** What to do **
With the pictures left out, reproduce exactly the lines running from the line with "Convert this chart to structured JSON data." to the last line of the material below.

** Records supplied **

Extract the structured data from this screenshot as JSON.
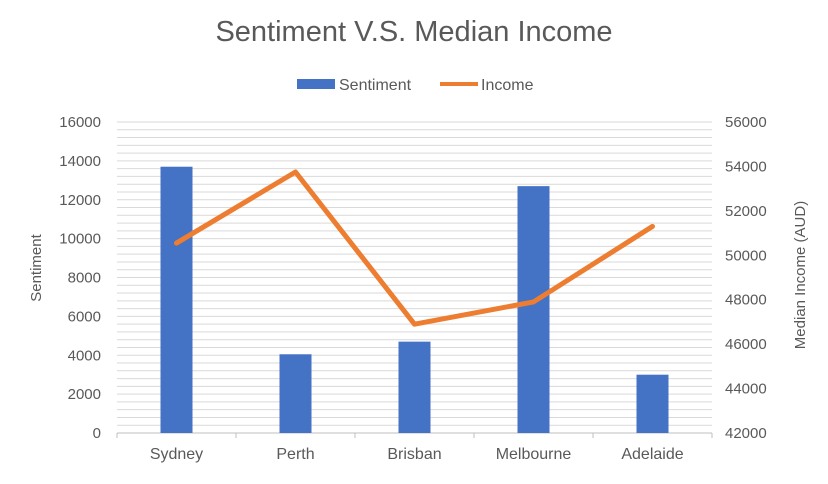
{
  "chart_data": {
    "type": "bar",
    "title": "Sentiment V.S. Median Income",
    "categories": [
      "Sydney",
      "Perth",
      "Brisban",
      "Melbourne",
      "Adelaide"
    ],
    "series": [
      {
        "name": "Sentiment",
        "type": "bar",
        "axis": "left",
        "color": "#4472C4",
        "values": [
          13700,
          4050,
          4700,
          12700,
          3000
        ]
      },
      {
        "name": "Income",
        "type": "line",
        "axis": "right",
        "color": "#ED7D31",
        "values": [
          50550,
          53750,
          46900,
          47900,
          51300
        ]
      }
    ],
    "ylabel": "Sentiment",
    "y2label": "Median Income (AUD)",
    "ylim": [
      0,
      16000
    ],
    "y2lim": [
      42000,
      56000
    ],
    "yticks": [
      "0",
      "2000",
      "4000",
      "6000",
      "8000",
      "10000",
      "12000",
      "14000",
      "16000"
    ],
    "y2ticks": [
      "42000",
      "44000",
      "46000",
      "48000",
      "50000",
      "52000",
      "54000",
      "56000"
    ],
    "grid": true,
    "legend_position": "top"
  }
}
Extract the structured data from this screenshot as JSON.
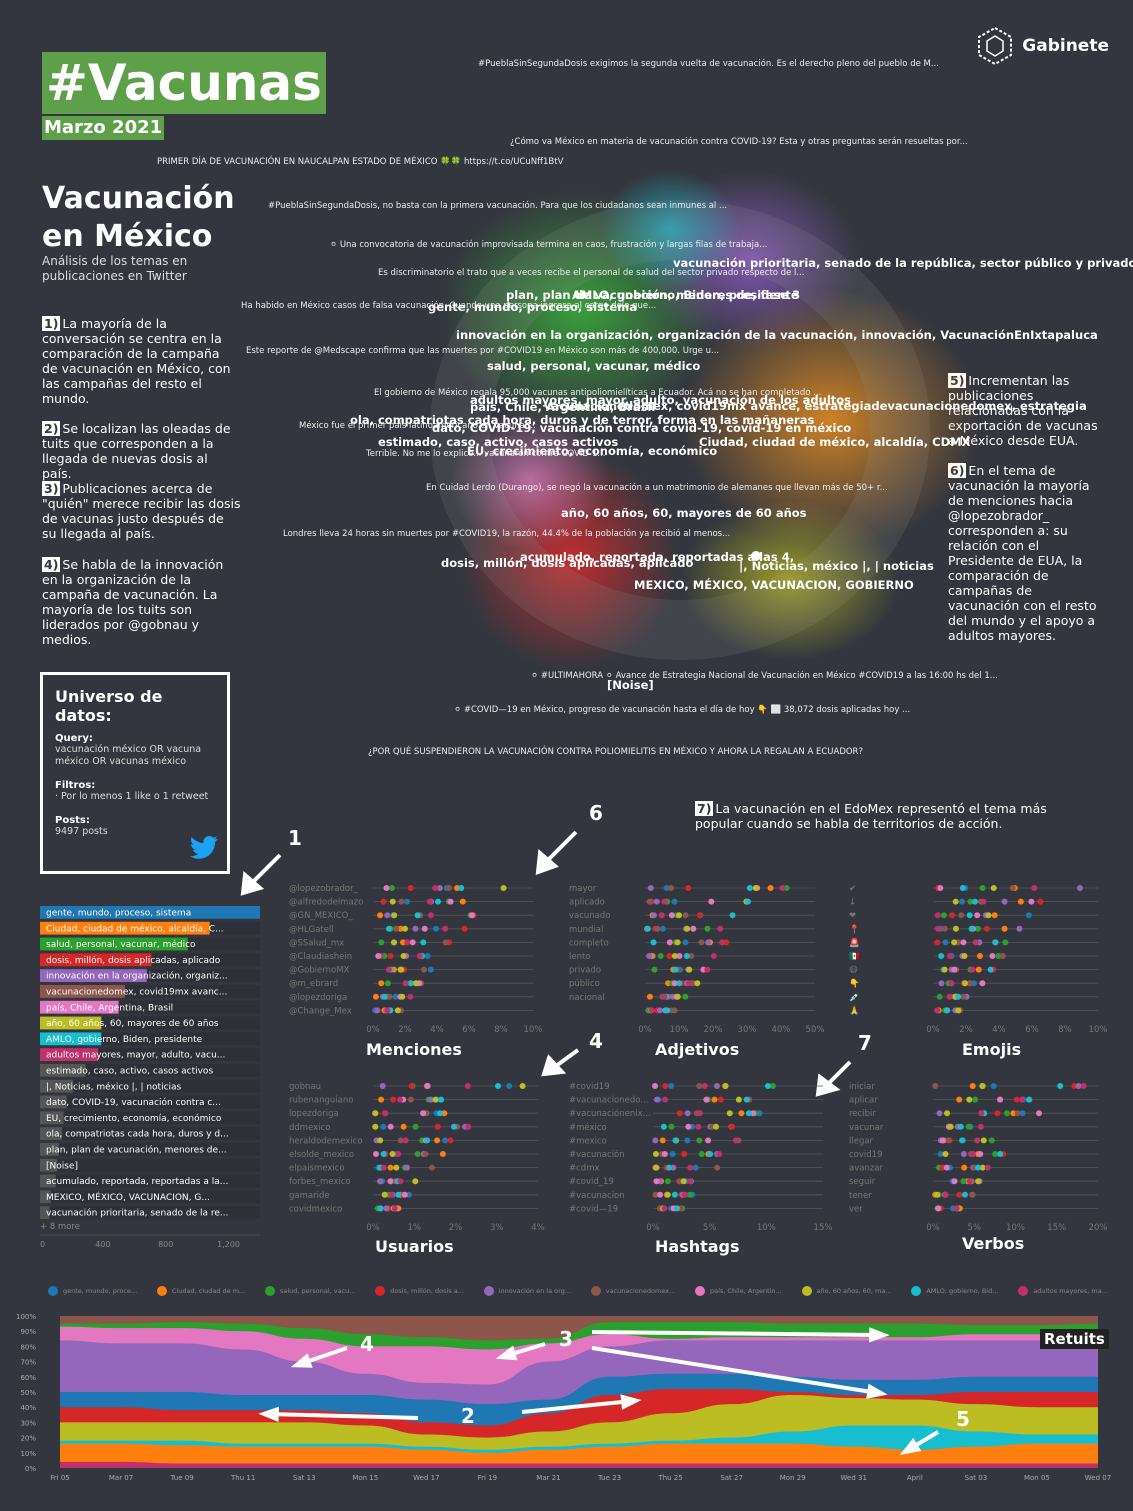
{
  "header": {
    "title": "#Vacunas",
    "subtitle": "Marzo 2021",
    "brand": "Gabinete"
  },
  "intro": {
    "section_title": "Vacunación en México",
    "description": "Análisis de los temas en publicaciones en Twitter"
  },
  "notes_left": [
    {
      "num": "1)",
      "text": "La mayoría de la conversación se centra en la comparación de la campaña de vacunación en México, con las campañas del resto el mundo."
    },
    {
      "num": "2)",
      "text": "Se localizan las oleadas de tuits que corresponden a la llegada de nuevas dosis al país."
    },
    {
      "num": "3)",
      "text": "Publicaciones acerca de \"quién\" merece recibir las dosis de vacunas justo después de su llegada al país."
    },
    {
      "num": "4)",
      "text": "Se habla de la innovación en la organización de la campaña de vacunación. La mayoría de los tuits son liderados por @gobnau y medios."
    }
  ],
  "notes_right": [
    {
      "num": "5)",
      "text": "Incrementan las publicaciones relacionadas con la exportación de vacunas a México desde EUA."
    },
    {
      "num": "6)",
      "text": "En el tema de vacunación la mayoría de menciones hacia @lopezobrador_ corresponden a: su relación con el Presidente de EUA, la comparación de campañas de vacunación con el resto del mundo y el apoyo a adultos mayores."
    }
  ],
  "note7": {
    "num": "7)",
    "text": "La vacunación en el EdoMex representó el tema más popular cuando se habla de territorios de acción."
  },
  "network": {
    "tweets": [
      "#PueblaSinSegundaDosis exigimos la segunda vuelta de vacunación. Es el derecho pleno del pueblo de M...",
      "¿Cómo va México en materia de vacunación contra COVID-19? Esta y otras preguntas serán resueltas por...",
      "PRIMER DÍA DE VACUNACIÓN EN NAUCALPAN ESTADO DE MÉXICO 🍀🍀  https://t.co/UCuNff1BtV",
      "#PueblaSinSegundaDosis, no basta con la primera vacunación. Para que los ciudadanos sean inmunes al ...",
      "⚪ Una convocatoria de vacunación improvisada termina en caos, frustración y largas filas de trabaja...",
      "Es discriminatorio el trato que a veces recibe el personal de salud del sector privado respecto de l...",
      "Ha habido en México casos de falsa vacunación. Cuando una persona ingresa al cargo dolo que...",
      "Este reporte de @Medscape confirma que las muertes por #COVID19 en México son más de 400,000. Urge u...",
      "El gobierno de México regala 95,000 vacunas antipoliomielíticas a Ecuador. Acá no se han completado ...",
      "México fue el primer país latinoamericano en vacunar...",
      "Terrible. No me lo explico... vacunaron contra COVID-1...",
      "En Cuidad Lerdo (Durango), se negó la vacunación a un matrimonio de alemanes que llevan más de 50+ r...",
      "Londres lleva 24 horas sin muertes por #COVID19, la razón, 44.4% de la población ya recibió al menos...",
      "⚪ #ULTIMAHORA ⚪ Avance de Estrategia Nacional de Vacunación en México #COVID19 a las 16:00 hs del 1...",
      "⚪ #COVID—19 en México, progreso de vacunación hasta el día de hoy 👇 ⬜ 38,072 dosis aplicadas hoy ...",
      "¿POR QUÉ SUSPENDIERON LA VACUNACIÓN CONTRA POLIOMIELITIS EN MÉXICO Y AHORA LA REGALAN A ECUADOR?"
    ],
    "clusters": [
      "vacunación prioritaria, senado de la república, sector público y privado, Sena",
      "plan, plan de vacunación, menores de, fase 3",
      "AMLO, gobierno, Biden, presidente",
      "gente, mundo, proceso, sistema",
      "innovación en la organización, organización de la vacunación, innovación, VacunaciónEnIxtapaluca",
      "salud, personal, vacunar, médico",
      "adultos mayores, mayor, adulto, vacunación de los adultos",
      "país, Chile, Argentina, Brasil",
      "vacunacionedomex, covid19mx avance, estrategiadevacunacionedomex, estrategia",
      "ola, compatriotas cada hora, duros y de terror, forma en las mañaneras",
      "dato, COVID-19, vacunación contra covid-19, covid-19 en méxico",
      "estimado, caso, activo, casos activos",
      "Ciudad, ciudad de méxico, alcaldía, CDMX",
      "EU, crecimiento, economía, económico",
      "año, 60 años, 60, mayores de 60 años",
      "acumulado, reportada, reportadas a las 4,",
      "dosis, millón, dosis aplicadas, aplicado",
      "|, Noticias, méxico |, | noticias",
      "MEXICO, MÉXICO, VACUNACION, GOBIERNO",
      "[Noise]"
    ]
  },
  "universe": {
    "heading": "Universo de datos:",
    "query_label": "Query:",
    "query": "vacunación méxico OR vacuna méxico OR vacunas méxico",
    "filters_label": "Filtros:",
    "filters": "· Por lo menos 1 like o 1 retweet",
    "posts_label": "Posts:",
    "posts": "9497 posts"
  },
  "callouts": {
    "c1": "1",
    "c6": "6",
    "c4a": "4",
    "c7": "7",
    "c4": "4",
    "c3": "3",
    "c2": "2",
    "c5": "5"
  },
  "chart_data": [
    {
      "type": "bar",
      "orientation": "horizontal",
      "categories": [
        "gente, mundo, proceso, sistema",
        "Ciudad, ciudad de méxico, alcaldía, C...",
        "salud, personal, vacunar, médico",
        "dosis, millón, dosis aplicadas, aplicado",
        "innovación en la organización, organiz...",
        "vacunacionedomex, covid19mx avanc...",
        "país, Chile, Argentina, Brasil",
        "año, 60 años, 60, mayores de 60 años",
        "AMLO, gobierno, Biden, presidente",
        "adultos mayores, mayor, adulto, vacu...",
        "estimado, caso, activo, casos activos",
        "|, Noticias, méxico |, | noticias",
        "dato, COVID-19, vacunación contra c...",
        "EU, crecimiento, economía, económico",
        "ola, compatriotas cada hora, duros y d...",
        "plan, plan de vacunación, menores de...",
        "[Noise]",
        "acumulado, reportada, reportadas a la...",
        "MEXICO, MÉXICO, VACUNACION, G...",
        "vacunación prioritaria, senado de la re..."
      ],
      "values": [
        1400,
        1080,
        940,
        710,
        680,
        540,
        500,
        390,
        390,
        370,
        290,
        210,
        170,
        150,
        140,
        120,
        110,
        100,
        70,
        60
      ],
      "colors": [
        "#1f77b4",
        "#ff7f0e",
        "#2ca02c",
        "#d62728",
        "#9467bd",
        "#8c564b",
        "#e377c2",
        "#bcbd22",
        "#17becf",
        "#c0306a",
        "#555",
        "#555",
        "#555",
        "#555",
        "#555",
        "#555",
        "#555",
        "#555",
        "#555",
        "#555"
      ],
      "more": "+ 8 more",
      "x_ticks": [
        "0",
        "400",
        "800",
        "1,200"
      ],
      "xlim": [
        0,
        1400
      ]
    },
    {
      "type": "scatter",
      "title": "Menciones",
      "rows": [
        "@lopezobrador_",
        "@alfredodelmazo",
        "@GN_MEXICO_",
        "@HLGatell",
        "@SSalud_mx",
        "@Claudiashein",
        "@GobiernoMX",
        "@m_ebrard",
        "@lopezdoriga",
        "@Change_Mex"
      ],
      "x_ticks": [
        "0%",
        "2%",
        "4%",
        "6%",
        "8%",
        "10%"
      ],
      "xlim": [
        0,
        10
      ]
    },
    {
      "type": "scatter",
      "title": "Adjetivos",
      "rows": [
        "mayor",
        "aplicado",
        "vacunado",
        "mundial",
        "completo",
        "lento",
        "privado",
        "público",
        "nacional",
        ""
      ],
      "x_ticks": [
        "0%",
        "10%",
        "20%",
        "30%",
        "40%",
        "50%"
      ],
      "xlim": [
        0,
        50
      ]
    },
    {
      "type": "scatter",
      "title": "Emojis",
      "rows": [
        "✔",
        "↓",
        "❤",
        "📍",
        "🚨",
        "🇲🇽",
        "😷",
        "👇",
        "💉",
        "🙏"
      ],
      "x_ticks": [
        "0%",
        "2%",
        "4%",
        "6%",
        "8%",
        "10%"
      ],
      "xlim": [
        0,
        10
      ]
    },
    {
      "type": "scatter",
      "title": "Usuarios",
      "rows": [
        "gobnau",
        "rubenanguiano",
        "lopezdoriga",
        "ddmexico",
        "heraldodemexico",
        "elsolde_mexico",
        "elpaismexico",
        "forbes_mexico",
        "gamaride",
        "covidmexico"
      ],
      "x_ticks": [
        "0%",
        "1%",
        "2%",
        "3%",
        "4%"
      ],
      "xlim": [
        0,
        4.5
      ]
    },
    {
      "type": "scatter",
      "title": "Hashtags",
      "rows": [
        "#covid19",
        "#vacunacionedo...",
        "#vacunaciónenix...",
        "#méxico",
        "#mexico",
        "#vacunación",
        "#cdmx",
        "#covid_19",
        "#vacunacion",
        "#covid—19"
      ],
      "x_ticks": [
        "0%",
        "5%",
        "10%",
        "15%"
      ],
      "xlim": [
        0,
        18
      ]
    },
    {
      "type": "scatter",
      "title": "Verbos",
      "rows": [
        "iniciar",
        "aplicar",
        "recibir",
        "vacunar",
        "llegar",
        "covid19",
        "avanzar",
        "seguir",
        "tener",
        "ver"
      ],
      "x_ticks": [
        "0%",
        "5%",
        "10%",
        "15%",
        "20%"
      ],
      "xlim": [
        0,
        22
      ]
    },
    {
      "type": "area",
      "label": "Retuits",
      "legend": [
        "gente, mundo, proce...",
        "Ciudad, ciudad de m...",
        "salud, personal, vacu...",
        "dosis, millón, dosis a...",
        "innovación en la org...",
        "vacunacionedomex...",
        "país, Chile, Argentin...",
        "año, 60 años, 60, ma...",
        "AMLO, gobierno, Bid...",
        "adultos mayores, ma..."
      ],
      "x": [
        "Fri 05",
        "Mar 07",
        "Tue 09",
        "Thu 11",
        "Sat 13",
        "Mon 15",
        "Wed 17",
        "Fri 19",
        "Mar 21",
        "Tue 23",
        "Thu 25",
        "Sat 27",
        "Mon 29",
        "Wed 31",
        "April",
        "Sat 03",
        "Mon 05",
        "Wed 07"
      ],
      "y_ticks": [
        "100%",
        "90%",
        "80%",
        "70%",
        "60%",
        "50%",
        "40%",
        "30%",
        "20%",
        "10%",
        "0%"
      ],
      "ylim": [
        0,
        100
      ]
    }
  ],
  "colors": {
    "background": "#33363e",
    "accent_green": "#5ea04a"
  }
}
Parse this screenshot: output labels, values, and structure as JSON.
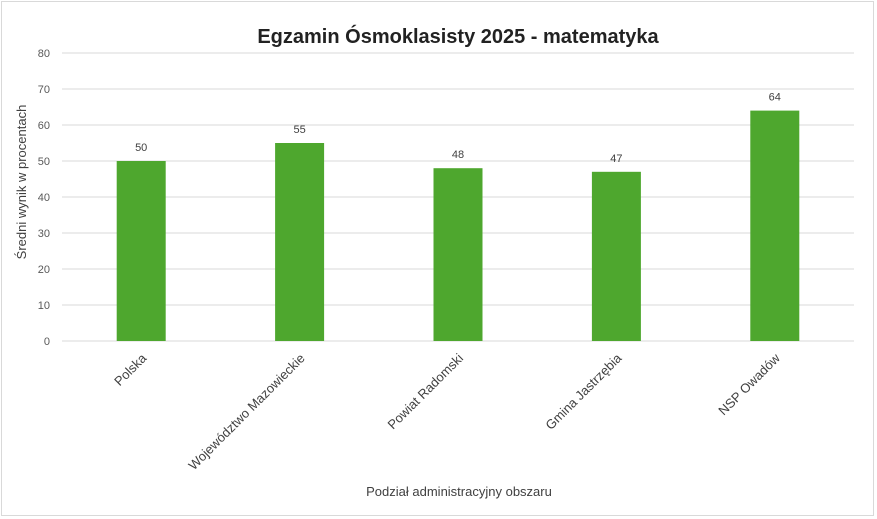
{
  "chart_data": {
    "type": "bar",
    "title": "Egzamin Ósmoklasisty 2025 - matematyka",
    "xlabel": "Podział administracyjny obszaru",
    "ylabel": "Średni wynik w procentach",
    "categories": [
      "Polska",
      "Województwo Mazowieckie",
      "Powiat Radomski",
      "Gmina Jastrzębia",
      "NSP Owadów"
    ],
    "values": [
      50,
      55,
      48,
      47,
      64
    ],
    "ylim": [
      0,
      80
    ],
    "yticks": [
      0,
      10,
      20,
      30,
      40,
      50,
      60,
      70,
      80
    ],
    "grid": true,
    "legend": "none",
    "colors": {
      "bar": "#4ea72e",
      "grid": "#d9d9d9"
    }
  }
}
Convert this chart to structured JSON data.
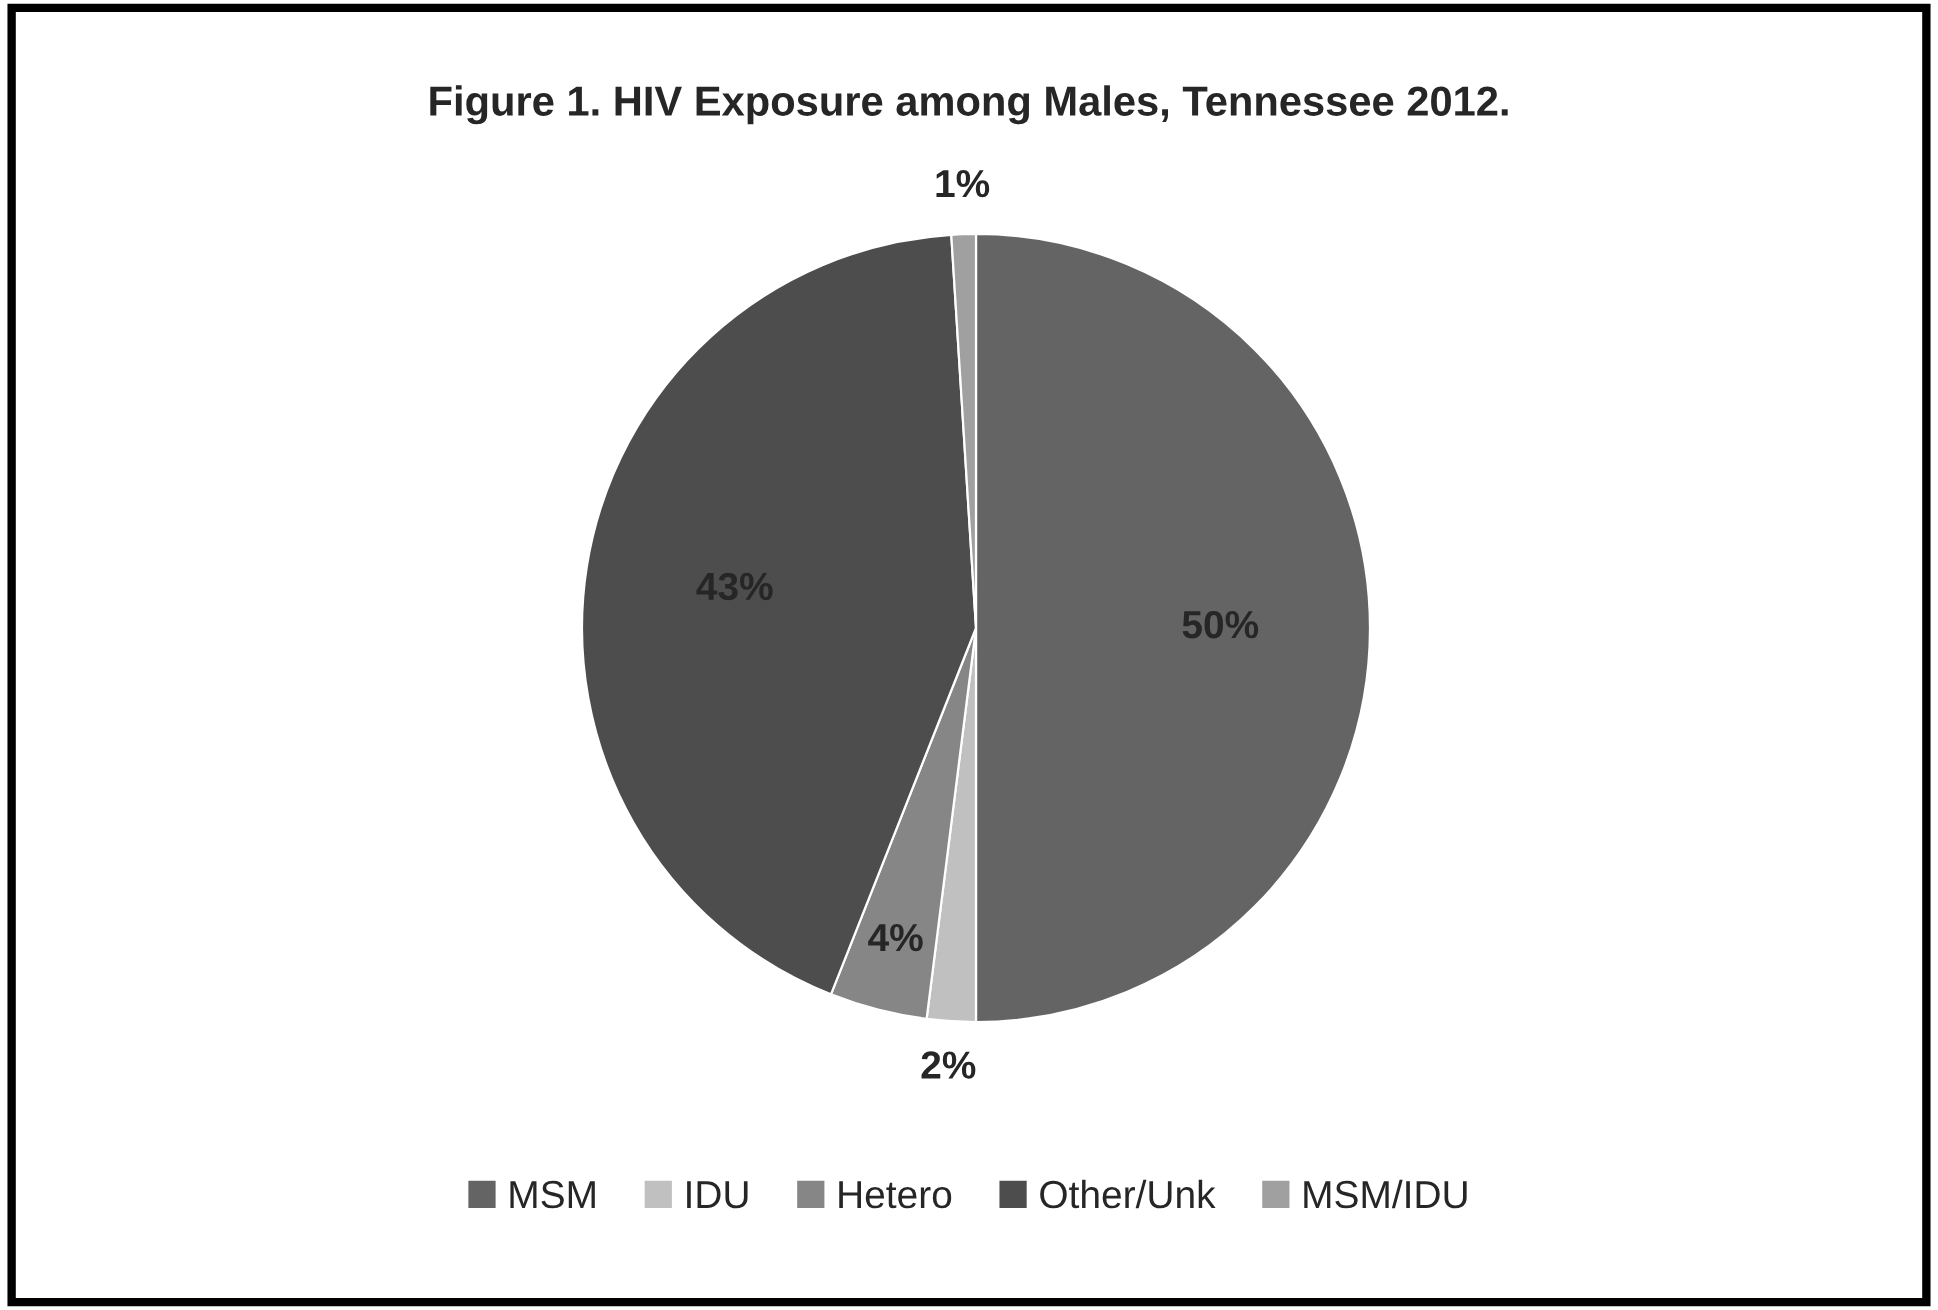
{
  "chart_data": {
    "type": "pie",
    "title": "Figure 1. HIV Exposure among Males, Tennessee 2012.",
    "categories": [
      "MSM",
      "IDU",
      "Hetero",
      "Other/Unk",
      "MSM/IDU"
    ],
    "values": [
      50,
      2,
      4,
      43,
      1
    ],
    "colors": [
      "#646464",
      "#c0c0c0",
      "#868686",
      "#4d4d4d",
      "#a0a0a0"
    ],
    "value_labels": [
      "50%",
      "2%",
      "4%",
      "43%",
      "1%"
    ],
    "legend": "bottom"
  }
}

** Finished task **
Convert this chart to structured JSON data.
{
  "chart_data": {
    "type": "pie",
    "title": "Figure 1. HIV Exposure among Males, Tennessee 2012.",
    "categories": [
      "MSM",
      "IDU",
      "Hetero",
      "Other/Unk",
      "MSM/IDU"
    ],
    "values": [
      50,
      2,
      4,
      43,
      1
    ],
    "colors": [
      "#646464",
      "#c0c0c0",
      "#868686",
      "#4d4d4d",
      "#a0a0a0"
    ],
    "value_labels": [
      "50%",
      "2%",
      "4%",
      "43%",
      "1%"
    ],
    "legend": "bottom"
  }
}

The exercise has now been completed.